INPUT:

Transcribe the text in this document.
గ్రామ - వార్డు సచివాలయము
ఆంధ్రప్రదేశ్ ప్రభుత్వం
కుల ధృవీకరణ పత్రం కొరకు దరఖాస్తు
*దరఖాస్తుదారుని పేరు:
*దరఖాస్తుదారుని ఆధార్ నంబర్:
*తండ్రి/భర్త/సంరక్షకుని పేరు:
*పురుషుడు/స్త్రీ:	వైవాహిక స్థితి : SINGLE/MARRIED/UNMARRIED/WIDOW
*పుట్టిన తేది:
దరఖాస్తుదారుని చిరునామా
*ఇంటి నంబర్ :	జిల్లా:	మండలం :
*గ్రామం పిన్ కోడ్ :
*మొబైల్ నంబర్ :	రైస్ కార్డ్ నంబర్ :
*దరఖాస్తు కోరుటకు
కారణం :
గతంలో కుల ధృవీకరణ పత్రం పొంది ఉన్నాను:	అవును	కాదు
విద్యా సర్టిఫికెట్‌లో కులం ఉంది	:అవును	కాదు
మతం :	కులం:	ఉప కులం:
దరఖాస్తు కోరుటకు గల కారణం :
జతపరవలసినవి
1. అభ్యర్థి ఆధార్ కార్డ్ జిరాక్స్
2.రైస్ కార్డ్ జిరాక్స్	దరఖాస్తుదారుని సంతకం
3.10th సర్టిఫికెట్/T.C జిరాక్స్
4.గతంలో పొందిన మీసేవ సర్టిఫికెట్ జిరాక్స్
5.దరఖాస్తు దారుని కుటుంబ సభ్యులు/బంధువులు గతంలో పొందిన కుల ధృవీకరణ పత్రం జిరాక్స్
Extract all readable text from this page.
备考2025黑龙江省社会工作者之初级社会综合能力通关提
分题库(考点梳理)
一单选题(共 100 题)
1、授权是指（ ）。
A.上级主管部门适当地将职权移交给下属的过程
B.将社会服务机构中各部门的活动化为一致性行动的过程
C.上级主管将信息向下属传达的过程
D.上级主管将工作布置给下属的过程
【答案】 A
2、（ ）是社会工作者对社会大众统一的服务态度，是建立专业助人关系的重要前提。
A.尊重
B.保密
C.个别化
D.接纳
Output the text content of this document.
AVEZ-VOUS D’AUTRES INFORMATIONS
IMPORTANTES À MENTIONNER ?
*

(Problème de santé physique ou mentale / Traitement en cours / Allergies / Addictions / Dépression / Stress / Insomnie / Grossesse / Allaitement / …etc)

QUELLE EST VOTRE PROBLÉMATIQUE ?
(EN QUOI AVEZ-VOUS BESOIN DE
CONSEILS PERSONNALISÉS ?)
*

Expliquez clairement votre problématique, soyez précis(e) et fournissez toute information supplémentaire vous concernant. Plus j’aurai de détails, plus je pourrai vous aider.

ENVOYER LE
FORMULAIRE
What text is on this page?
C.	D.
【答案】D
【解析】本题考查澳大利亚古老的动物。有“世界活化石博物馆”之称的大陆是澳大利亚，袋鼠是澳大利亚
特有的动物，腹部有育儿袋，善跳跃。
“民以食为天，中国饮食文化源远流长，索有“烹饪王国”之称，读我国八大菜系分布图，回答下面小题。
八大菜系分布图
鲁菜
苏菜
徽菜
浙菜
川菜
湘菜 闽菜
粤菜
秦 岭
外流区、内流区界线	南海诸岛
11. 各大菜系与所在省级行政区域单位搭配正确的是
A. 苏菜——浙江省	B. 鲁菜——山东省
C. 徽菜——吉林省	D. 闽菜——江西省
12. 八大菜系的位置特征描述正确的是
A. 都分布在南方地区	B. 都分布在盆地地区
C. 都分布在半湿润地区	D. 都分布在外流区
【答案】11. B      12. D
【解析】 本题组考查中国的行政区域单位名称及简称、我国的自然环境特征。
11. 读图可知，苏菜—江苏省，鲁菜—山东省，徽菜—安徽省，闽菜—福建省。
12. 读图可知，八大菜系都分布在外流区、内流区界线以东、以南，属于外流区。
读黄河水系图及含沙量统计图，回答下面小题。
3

WHAT TO PRODUCE: Output every line above without altering anything.

RIGHT ANSWER:
Transcribe the text in this document.
గ్రామ - వార్డు సచివాలయము
ఆంధ్రప్రదేశ్ ప్రభుత్వం
కుల ధృవీకరణ పత్రం కొరకు దరఖాస్తు
*దరఖాస్తుదారుని పేరు:
*దరఖాస్తుదారుని ఆధార్ నంబర్:
*తండ్రి/భర్త/సంరక్షకుని పేరు:
*పురుషుడు/స్త్రీ:	వైవాహిక స్థితి : SINGLE/MARRIED/UNMARRIED/WIDOW
*పుట్టిన తేది:
దరఖాస్తుదారుని చిరునామా
*ఇంటి నంబర్ :	జిల్లా:	మండలం :
*గ్రామం పిన్ కోడ్ :
*మొబైల్ నంబర్ :	రైస్ కార్డ్ నంబర్ :
*దరఖాస్తు కోరుటకు
కారణం :
గతంలో కుల ధృవీకరణ పత్రం పొంది ఉన్నాను:	అవును	కాదు
విద్యా సర్టిఫికెట్‌లో కులం ఉంది	:అవును	కాదు
మతం :	కులం:	ఉప కులం:
దరఖాస్తు కోరుటకు గల కారణం :
జతపరవలసినవి
1. అభ్యర్థి ఆధార్ కార్డ్ జిరాక్స్
2.రైస్ కార్డ్ జిరాక్స్	దరఖాస్తుదారుని సంతకం
3.10th సర్టిఫికెట్/T.C జిరాక్స్
4.గతంలో పొందిన మీసేవ సర్టిఫికెట్ జిరాక్స్
5.దరఖాస్తు దారుని కుటుంబ సభ్యులు/బంధువులు గతంలో పొందిన కుల ధృవీకరణ పత్రం జిరాక్స్
Extract all readable text from this page.
备考2025黑龙江省社会工作者之初级社会综合能力通关提
分题库(考点梳理)
一单选题(共 100 题)
1、授权是指（ ）。
A.上级主管部门适当地将职权移交给下属的过程
B.将社会服务机构中各部门的活动化为一致性行动的过程
C.上级主管将信息向下属传达的过程
D.上级主管将工作布置给下属的过程
【答案】 A
2、（ ）是社会工作者对社会大众统一的服务态度，是建立专业助人关系的重要前提。
A.尊重
B.保密
C.个别化
D.接纳
Output the text content of this document.
AVEZ-VOUS D’AUTRES INFORMATIONS
IMPORTANTES À MENTIONNER ?
*

(Problème de santé physique ou mentale / Traitement en cours / Allergies / Addictions / Dépression / Stress / Insomnie / Grossesse / Allaitement / …etc)

QUELLE EST VOTRE PROBLÉMATIQUE ?
(EN QUOI AVEZ-VOUS BESOIN DE
CONSEILS PERSONNALISÉS ?)
*

Expliquez clairement votre problématique, soyez précis(e) et fournissez toute information supplémentaire vous concernant. Plus j’aurai de détails, plus je pourrai vous aider.

ENVOYER LE
FORMULAIRE
What text is on this page?
C.	D.
【答案】D
【解析】本题考查澳大利亚古老的动物。有“世界活化石博物馆”之称的大陆是澳大利亚，袋鼠是澳大利亚
特有的动物，腹部有育儿袋，善跳跃。
“民以食为天，中国饮食文化源远流长，索有“烹饪王国”之称，读我国八大菜系分布图，回答下面小题。
八大菜系分布图
鲁菜
苏菜
徽菜
浙菜
川菜
湘菜 闽菜
粤菜
秦 岭
外流区、内流区界线	南海诸岛
11. 各大菜系与所在省级行政区域单位搭配正确的是
A. 苏菜——浙江省	B. 鲁菜——山东省
C. 徽菜——吉林省	D. 闽菜——江西省
12. 八大菜系的位置特征描述正确的是
A. 都分布在南方地区	B. 都分布在盆地地区
C. 都分布在半湿润地区	D. 都分布在外流区
【答案】11. B      12. D
【解析】 本题组考查中国的行政区域单位名称及简称、我国的自然环境特征。
11. 读图可知，苏菜—江苏省，鲁菜—山东省，徽菜—安徽省，闽菜—福建省。
12. 读图可知，八大菜系都分布在外流区、内流区界线以东、以南，属于外流区。
读黄河水系图及含沙量统计图，回答下面小题。
3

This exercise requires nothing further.